What is needed :: Give back every entry below, unchanged.

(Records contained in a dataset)
○ ○ ○ ○ ○ ○ ○

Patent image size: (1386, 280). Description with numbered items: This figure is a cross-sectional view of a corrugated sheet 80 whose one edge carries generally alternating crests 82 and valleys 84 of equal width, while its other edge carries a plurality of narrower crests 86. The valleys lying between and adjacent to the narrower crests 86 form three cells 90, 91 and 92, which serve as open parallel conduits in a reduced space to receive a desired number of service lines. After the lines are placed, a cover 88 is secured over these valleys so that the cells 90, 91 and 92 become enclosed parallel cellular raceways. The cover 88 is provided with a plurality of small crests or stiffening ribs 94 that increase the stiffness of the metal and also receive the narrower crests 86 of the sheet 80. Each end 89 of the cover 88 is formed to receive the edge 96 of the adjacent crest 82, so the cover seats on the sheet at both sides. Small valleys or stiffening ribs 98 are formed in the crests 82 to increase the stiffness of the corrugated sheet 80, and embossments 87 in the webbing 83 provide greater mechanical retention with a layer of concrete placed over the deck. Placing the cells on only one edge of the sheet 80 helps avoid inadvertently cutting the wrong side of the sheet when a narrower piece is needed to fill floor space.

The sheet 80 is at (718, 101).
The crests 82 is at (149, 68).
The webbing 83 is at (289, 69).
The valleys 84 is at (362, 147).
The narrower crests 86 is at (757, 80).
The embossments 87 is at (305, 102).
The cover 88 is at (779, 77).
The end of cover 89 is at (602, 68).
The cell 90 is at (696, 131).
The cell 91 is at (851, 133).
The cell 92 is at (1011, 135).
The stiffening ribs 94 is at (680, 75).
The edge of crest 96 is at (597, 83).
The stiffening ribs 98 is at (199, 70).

○ ○ ○ ○ ○ ○ ○

Expected output ::
Patent image size: (1386, 280). Description with numbered items: This figure is a cross-sectional view of a corrugated sheet 80 whose one edge carries generally alternating crests 82 and valleys 84 of equal width, while its other edge carries a plurality of narrower crests 86. The valleys lying between and adjacent to the narrower crests 86 form three cells 90, 91 and 92, which serve as open parallel conduits in a reduced space to receive a desired number of service lines. After the lines are placed, a cover 88 is secured over these valleys so that the cells 90, 91 and 92 become enclosed parallel cellular raceways. The cover 88 is provided with a plurality of small crests or stiffening ribs 94 that increase the stiffness of the metal and also receive the narrower crests 86 of the sheet 80. Each end 89 of the cover 88 is formed to receive the edge 96 of the adjacent crest 82, so the cover seats on the sheet at both sides. Small valleys or stiffening ribs 98 are formed in the crests 82 to increase the stiffness of the corrugated sheet 80, and embossments 87 in the webbing 83 provide greater mechanical retention with a layer of concrete placed over the deck. Placing the cells on only one edge of the sheet 80 helps avoid inadvertently cutting the wrong side of the sheet when a narrower piece is needed to fill floor space.

The sheet 80 is at (718, 101).
The crests 82 is at (149, 68).
The webbing 83 is at (289, 69).
The valleys 84 is at (362, 147).
The narrower crests 86 is at (757, 80).
The embossments 87 is at (305, 102).
The cover 88 is at (779, 77).
The end of cover 89 is at (602, 68).
The cell 90 is at (696, 131).
The cell 91 is at (851, 133).
The cell 92 is at (1011, 135).
The stiffening ribs 94 is at (680, 75).
The edge of crest 96 is at (597, 83).
The stiffening ribs 98 is at (199, 70).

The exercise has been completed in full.